→ Given exercise: Extract every record, keeping each one exactly as it is.

→ Given records:
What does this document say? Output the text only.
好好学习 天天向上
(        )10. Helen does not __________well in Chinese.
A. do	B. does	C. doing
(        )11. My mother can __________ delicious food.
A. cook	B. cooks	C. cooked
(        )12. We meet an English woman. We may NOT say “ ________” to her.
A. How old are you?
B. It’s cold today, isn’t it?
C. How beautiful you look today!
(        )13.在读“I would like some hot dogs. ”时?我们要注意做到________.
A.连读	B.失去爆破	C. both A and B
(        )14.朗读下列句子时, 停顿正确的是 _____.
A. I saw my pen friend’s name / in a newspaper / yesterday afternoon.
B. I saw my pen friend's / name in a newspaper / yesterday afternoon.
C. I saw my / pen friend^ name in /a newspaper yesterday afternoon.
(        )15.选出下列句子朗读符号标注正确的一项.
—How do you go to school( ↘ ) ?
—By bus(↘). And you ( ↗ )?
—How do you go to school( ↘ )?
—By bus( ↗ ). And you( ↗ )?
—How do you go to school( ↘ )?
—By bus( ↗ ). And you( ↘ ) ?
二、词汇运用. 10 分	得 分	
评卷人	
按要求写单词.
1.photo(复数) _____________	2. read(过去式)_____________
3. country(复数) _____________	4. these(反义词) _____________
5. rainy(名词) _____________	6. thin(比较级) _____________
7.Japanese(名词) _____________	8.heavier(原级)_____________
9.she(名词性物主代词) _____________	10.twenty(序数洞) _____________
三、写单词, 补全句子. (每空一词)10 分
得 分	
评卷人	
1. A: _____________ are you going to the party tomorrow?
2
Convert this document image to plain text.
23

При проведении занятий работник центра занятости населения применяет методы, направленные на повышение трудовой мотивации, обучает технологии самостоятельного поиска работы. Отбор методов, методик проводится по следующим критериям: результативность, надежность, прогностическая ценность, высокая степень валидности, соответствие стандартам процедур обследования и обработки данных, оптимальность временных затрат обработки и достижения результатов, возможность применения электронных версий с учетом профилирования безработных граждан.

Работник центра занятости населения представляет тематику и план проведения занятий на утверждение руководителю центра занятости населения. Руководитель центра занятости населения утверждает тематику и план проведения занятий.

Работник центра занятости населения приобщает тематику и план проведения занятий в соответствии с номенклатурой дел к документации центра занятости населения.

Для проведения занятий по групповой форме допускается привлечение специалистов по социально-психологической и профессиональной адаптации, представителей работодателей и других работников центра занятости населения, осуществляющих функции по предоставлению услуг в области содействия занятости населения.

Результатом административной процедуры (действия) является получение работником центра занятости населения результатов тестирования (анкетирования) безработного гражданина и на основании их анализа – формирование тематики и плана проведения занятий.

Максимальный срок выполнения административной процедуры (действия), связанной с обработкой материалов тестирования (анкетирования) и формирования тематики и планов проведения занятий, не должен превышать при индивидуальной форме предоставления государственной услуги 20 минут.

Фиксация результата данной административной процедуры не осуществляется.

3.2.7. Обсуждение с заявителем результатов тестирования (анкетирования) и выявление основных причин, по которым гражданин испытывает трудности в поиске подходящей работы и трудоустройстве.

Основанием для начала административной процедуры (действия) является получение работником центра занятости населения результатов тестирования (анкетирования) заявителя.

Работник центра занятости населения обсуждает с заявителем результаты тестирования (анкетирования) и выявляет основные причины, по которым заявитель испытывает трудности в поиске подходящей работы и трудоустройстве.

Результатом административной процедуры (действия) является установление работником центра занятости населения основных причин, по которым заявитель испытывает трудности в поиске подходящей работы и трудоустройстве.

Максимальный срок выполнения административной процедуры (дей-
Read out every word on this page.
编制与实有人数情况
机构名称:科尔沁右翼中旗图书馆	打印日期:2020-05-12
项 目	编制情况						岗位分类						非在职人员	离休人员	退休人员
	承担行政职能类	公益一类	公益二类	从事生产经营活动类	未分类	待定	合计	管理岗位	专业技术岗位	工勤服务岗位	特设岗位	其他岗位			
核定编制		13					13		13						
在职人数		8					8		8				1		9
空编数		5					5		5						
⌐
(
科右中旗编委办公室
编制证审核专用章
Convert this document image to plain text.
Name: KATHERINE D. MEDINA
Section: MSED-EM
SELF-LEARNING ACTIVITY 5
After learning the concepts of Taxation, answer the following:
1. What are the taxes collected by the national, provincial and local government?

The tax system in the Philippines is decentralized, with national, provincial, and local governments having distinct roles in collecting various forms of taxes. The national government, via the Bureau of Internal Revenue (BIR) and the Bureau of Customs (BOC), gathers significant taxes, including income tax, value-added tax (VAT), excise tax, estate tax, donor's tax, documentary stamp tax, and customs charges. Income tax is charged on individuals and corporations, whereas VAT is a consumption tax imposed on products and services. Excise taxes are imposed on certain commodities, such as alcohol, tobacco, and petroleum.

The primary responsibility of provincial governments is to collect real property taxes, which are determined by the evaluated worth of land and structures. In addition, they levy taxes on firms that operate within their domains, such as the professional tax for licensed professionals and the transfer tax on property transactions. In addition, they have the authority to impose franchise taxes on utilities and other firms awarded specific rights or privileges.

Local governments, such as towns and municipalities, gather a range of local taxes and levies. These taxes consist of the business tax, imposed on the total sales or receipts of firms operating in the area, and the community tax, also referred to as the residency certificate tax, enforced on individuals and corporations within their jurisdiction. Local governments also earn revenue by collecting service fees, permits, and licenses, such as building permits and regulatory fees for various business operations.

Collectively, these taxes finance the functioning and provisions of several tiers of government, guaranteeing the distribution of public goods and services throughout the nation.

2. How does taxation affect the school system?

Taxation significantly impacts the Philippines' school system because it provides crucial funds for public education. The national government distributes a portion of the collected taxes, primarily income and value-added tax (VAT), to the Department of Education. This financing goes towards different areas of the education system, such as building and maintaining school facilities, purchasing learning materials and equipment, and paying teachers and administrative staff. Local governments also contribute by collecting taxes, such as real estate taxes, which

→ Task solution:
What does this document say? Output the text only.
好好学习 天天向上
(        )10. Helen does not __________well in Chinese.
A. do	B. does	C. doing
(        )11. My mother can __________ delicious food.
A. cook	B. cooks	C. cooked
(        )12. We meet an English woman. We may NOT say “ ________” to her.
A. How old are you?
B. It’s cold today, isn’t it?
C. How beautiful you look today!
(        )13.在读“I would like some hot dogs. ”时?我们要注意做到________.
A.连读	B.失去爆破	C. both A and B
(        )14.朗读下列句子时, 停顿正确的是 _____.
A. I saw my pen friend’s name / in a newspaper / yesterday afternoon.
B. I saw my pen friend's / name in a newspaper / yesterday afternoon.
C. I saw my / pen friend^ name in /a newspaper yesterday afternoon.
(        )15.选出下列句子朗读符号标注正确的一项.
—How do you go to school( ↘ ) ?
—By bus(↘). And you ( ↗ )?
—How do you go to school( ↘ )?
—By bus( ↗ ). And you( ↗ )?
—How do you go to school( ↘ )?
—By bus( ↗ ). And you( ↘ ) ?
二、词汇运用. 10 分	得 分	
评卷人	
按要求写单词.
1.photo(复数) _____________	2. read(过去式)_____________
3. country(复数) _____________	4. these(反义词) _____________
5. rainy(名词) _____________	6. thin(比较级) _____________
7.Japanese(名词) _____________	8.heavier(原级)_____________
9.she(名词性物主代词) _____________	10.twenty(序数洞) _____________
三、写单词, 补全句子. (每空一词)10 分
得 分	
评卷人	
1. A: _____________ are you going to the party tomorrow?
2
Convert this document image to plain text.
23

При проведении занятий работник центра занятости населения применяет методы, направленные на повышение трудовой мотивации, обучает технологии самостоятельного поиска работы. Отбор методов, методик проводится по следующим критериям: результативность, надежность, прогностическая ценность, высокая степень валидности, соответствие стандартам процедур обследования и обработки данных, оптимальность временных затрат обработки и достижения результатов, возможность применения электронных версий с учетом профилирования безработных граждан.

Работник центра занятости населения представляет тематику и план проведения занятий на утверждение руководителю центра занятости населения. Руководитель центра занятости населения утверждает тематику и план проведения занятий.

Работник центра занятости населения приобщает тематику и план проведения занятий в соответствии с номенклатурой дел к документации центра занятости населения.

Для проведения занятий по групповой форме допускается привлечение специалистов по социально-психологической и профессиональной адаптации, представителей работодателей и других работников центра занятости населения, осуществляющих функции по предоставлению услуг в области содействия занятости населения.

Результатом административной процедуры (действия) является получение работником центра занятости населения результатов тестирования (анкетирования) безработного гражданина и на основании их анализа – формирование тематики и плана проведения занятий.

Максимальный срок выполнения административной процедуры (действия), связанной с обработкой материалов тестирования (анкетирования) и формирования тематики и планов проведения занятий, не должен превышать при индивидуальной форме предоставления государственной услуги 20 минут.

Фиксация результата данной административной процедуры не осуществляется.

3.2.7. Обсуждение с заявителем результатов тестирования (анкетирования) и выявление основных причин, по которым гражданин испытывает трудности в поиске подходящей работы и трудоустройстве.

Основанием для начала административной процедуры (действия) является получение работником центра занятости населения результатов тестирования (анкетирования) заявителя.

Работник центра занятости населения обсуждает с заявителем результаты тестирования (анкетирования) и выявляет основные причины, по которым заявитель испытывает трудности в поиске подходящей работы и трудоустройстве.

Результатом административной процедуры (действия) является установление работником центра занятости населения основных причин, по которым заявитель испытывает трудности в поиске подходящей работы и трудоустройстве.

Максимальный срок выполнения административной процедуры (дей-
Read out every word on this page.
编制与实有人数情况
机构名称:科尔沁右翼中旗图书馆	打印日期:2020-05-12
项 目	编制情况						岗位分类						非在职人员	离休人员	退休人员
	承担行政职能类	公益一类	公益二类	从事生产经营活动类	未分类	待定	合计	管理岗位	专业技术岗位	工勤服务岗位	特设岗位	其他岗位			
核定编制		13					13		13						
在职人数		8					8		8				1		9
空编数		5					5		5						
⌐
(
科右中旗编委办公室
编制证审核专用章
Convert this document image to plain text.
Name: KATHERINE D. MEDINA
Section: MSED-EM
SELF-LEARNING ACTIVITY 5
After learning the concepts of Taxation, answer the following:
1. What are the taxes collected by the national, provincial and local government?

The tax system in the Philippines is decentralized, with national, provincial, and local governments having distinct roles in collecting various forms of taxes. The national government, via the Bureau of Internal Revenue (BIR) and the Bureau of Customs (BOC), gathers significant taxes, including income tax, value-added tax (VAT), excise tax, estate tax, donor's tax, documentary stamp tax, and customs charges. Income tax is charged on individuals and corporations, whereas VAT is a consumption tax imposed on products and services. Excise taxes are imposed on certain commodities, such as alcohol, tobacco, and petroleum.

The primary responsibility of provincial governments is to collect real property taxes, which are determined by the evaluated worth of land and structures. In addition, they levy taxes on firms that operate within their domains, such as the professional tax for licensed professionals and the transfer tax on property transactions. In addition, they have the authority to impose franchise taxes on utilities and other firms awarded specific rights or privileges.

Local governments, such as towns and municipalities, gather a range of local taxes and levies. These taxes consist of the business tax, imposed on the total sales or receipts of firms operating in the area, and the community tax, also referred to as the residency certificate tax, enforced on individuals and corporations within their jurisdiction. Local governments also earn revenue by collecting service fees, permits, and licenses, such as building permits and regulatory fees for various business operations.

Collectively, these taxes finance the functioning and provisions of several tiers of government, guaranteeing the distribution of public goods and services throughout the nation.

2. How does taxation affect the school system?

Taxation significantly impacts the Philippines' school system because it provides crucial funds for public education. The national government distributes a portion of the collected taxes, primarily income and value-added tax (VAT), to the Department of Education. This financing goes towards different areas of the education system, such as building and maintaining school facilities, purchasing learning materials and equipment, and paying teachers and administrative staff. Local governments also contribute by collecting taxes, such as real estate taxes, which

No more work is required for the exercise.